**EXERCISE REQUIREMENTS:**
Update the material by replacing every instance of "checker-piece-light" with "checker-piece-white" and leaving everything else the same.

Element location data
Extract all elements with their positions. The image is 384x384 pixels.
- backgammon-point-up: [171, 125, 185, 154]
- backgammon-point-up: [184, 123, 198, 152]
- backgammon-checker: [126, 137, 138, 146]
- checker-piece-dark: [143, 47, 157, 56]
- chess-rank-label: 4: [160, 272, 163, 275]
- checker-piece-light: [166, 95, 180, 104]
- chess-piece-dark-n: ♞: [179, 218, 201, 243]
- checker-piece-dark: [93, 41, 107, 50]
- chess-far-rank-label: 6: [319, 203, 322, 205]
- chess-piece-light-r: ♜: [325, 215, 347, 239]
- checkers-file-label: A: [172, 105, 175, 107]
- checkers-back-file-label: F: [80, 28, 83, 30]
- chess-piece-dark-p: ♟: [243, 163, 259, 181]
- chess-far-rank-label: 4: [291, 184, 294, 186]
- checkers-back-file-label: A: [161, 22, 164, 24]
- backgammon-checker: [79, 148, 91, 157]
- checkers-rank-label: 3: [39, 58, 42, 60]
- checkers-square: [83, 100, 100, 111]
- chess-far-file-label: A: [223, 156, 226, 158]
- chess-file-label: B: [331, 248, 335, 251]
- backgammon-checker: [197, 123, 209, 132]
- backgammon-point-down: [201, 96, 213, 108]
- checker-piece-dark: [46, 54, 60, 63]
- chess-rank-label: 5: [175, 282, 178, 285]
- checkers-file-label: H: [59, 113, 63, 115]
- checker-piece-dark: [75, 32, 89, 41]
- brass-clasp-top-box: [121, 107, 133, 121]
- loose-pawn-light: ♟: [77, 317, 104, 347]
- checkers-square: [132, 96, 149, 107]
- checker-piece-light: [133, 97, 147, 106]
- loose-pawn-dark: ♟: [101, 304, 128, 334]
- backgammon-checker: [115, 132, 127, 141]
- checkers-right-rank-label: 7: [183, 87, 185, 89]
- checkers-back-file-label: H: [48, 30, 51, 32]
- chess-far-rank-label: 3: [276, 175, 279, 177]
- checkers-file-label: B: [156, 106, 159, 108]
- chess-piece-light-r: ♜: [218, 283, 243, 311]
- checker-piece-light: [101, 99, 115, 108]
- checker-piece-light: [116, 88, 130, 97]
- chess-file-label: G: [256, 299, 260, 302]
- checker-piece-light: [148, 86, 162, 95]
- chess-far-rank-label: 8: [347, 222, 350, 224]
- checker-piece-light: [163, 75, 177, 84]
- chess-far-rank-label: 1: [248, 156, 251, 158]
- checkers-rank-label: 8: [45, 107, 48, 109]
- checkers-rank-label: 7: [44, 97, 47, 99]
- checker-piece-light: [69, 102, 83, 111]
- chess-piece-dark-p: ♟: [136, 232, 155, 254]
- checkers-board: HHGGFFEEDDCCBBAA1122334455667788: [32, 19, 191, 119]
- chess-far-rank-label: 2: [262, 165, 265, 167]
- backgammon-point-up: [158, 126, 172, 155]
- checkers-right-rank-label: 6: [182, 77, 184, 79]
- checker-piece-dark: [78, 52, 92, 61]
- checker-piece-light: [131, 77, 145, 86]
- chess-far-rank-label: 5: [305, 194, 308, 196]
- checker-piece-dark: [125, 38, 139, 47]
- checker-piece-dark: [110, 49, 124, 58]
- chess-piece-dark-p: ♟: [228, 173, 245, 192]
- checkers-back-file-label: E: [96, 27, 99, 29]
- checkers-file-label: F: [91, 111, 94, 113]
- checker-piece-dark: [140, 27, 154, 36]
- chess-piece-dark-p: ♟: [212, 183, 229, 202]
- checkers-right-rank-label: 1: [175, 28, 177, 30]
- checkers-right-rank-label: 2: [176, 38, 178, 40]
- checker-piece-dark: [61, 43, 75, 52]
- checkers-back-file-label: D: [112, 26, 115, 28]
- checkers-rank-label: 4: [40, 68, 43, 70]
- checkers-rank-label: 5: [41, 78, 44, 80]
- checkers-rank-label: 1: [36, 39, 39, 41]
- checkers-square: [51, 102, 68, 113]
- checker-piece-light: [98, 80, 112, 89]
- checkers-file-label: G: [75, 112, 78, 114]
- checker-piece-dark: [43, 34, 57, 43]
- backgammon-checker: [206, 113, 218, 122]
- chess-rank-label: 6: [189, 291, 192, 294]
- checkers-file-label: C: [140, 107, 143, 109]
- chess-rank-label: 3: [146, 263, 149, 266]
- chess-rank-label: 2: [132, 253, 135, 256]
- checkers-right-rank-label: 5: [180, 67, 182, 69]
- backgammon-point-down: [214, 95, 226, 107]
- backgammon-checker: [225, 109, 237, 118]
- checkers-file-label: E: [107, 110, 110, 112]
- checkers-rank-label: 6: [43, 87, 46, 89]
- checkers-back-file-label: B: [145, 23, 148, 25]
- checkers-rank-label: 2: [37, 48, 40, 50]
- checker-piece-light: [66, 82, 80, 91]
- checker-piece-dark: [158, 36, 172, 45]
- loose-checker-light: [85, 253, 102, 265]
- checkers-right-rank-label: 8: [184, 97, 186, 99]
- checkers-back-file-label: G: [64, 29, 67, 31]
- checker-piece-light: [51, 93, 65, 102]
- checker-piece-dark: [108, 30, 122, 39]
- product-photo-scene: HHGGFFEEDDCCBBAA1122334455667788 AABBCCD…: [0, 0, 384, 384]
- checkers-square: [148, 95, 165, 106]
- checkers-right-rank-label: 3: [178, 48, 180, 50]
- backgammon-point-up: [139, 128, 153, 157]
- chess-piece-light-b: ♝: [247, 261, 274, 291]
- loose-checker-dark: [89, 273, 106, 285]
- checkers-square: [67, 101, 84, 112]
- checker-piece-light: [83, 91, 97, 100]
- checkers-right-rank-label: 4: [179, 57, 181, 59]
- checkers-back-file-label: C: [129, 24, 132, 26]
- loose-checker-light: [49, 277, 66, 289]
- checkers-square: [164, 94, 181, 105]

**FULL RESPONSE:**
Extract all elements with their positions. The image is 384x384 pixels.
- backgammon-point-up: [171, 125, 185, 154]
- backgammon-point-up: [184, 123, 198, 152]
- backgammon-checker: [126, 137, 138, 146]
- checker-piece-dark: [143, 47, 157, 56]
- chess-rank-label: 4: [160, 272, 163, 275]
- checker-piece-white: [166, 95, 180, 104]
- chess-piece-dark-n: ♞: [179, 218, 201, 243]
- checker-piece-dark: [93, 41, 107, 50]
- chess-far-rank-label: 6: [319, 203, 322, 205]
- chess-piece-light-r: ♜: [325, 215, 347, 239]
- checkers-file-label: A: [172, 105, 175, 107]
- checkers-back-file-label: F: [80, 28, 83, 30]
- chess-piece-dark-p: ♟: [243, 163, 259, 181]
- chess-far-rank-label: 4: [291, 184, 294, 186]
- checkers-back-file-label: A: [161, 22, 164, 24]
- backgammon-checker: [79, 148, 91, 157]
- checkers-rank-label: 3: [39, 58, 42, 60]
- checkers-square: [83, 100, 100, 111]
- chess-far-file-label: A: [223, 156, 226, 158]
- chess-file-label: B: [331, 248, 335, 251]
- backgammon-checker: [197, 123, 209, 132]
- backgammon-point-down: [201, 96, 213, 108]
- checker-piece-dark: [46, 54, 60, 63]
- chess-rank-label: 5: [175, 282, 178, 285]
- checkers-file-label: H: [59, 113, 63, 115]
- checker-piece-dark: [75, 32, 89, 41]
- brass-clasp-top-box: [121, 107, 133, 121]
- loose-pawn-light: ♟: [77, 317, 104, 347]
- checkers-square: [132, 96, 149, 107]
- checker-piece-white: [133, 97, 147, 106]
- loose-pawn-dark: ♟: [101, 304, 128, 334]
- backgammon-checker: [115, 132, 127, 141]
- checkers-right-rank-label: 7: [183, 87, 185, 89]
- checkers-back-file-label: H: [48, 30, 51, 32]
- chess-far-rank-label: 3: [276, 175, 279, 177]
- checkers-file-label: B: [156, 106, 159, 108]
- chess-piece-light-r: ♜: [218, 283, 243, 311]
- checker-piece-white: [101, 99, 115, 108]
- checker-piece-white: [116, 88, 130, 97]
- chess-file-label: G: [256, 299, 260, 302]
- checker-piece-white: [148, 86, 162, 95]
- chess-far-rank-label: 8: [347, 222, 350, 224]
- checker-piece-white: [163, 75, 177, 84]
- chess-far-rank-label: 1: [248, 156, 251, 158]
- checkers-rank-label: 8: [45, 107, 48, 109]
- checkers-rank-label: 7: [44, 97, 47, 99]
- checker-piece-white: [69, 102, 83, 111]
- chess-piece-dark-p: ♟: [136, 232, 155, 254]
- checkers-board: HHGGFFEEDDCCBBAA1122334455667788: [32, 19, 191, 119]
- chess-far-rank-label: 2: [262, 165, 265, 167]
- backgammon-point-up: [158, 126, 172, 155]
- checkers-right-rank-label: 6: [182, 77, 184, 79]
- checker-piece-dark: [78, 52, 92, 61]
- checker-piece-white: [131, 77, 145, 86]
- chess-far-rank-label: 5: [305, 194, 308, 196]
- checker-piece-dark: [125, 38, 139, 47]
- checker-piece-dark: [110, 49, 124, 58]
- chess-piece-dark-p: ♟: [228, 173, 245, 192]
- checkers-back-file-label: E: [96, 27, 99, 29]
- checkers-file-label: F: [91, 111, 94, 113]
- checker-piece-dark: [140, 27, 154, 36]
- chess-piece-dark-p: ♟: [212, 183, 229, 202]
- checkers-right-rank-label: 1: [175, 28, 177, 30]
- checkers-right-rank-label: 2: [176, 38, 178, 40]
- checker-piece-dark: [61, 43, 75, 52]
- checkers-back-file-label: D: [112, 26, 115, 28]
- checkers-rank-label: 4: [40, 68, 43, 70]
- checkers-rank-label: 5: [41, 78, 44, 80]
- checkers-rank-label: 1: [36, 39, 39, 41]
- checkers-square: [51, 102, 68, 113]
- checker-piece-white: [98, 80, 112, 89]
- checkers-file-label: G: [75, 112, 78, 114]
- checker-piece-dark: [43, 34, 57, 43]
- backgammon-checker: [206, 113, 218, 122]
- chess-rank-label: 6: [189, 291, 192, 294]
- checkers-file-label: C: [140, 107, 143, 109]
- chess-rank-label: 3: [146, 263, 149, 266]
- chess-rank-label: 2: [132, 253, 135, 256]
- checkers-right-rank-label: 5: [180, 67, 182, 69]
- backgammon-point-down: [214, 95, 226, 107]
- backgammon-checker: [225, 109, 237, 118]
- checkers-file-label: E: [107, 110, 110, 112]
- checkers-rank-label: 6: [43, 87, 46, 89]
- checkers-back-file-label: B: [145, 23, 148, 25]
- checkers-rank-label: 2: [37, 48, 40, 50]
- checker-piece-white: [66, 82, 80, 91]
- checker-piece-dark: [158, 36, 172, 45]
- loose-checker-light: [85, 253, 102, 265]
- checkers-right-rank-label: 8: [184, 97, 186, 99]
- checkers-back-file-label: G: [64, 29, 67, 31]
- checker-piece-white: [51, 93, 65, 102]
- checker-piece-dark: [108, 30, 122, 39]
- product-photo-scene: HHGGFFEEDDCCBBAA1122334455667788 AABBCCD…: [0, 0, 384, 384]
- checkers-square: [148, 95, 165, 106]
- checkers-right-rank-label: 3: [178, 48, 180, 50]
- backgammon-point-up: [139, 128, 153, 157]
- chess-piece-light-b: ♝: [247, 261, 274, 291]
- loose-checker-dark: [89, 273, 106, 285]
- checkers-square: [67, 101, 84, 112]
- checker-piece-white: [83, 91, 97, 100]
- checkers-right-rank-label: 4: [179, 57, 181, 59]
- checkers-back-file-label: C: [129, 24, 132, 26]
- loose-checker-light: [49, 277, 66, 289]
- checkers-square: [164, 94, 181, 105]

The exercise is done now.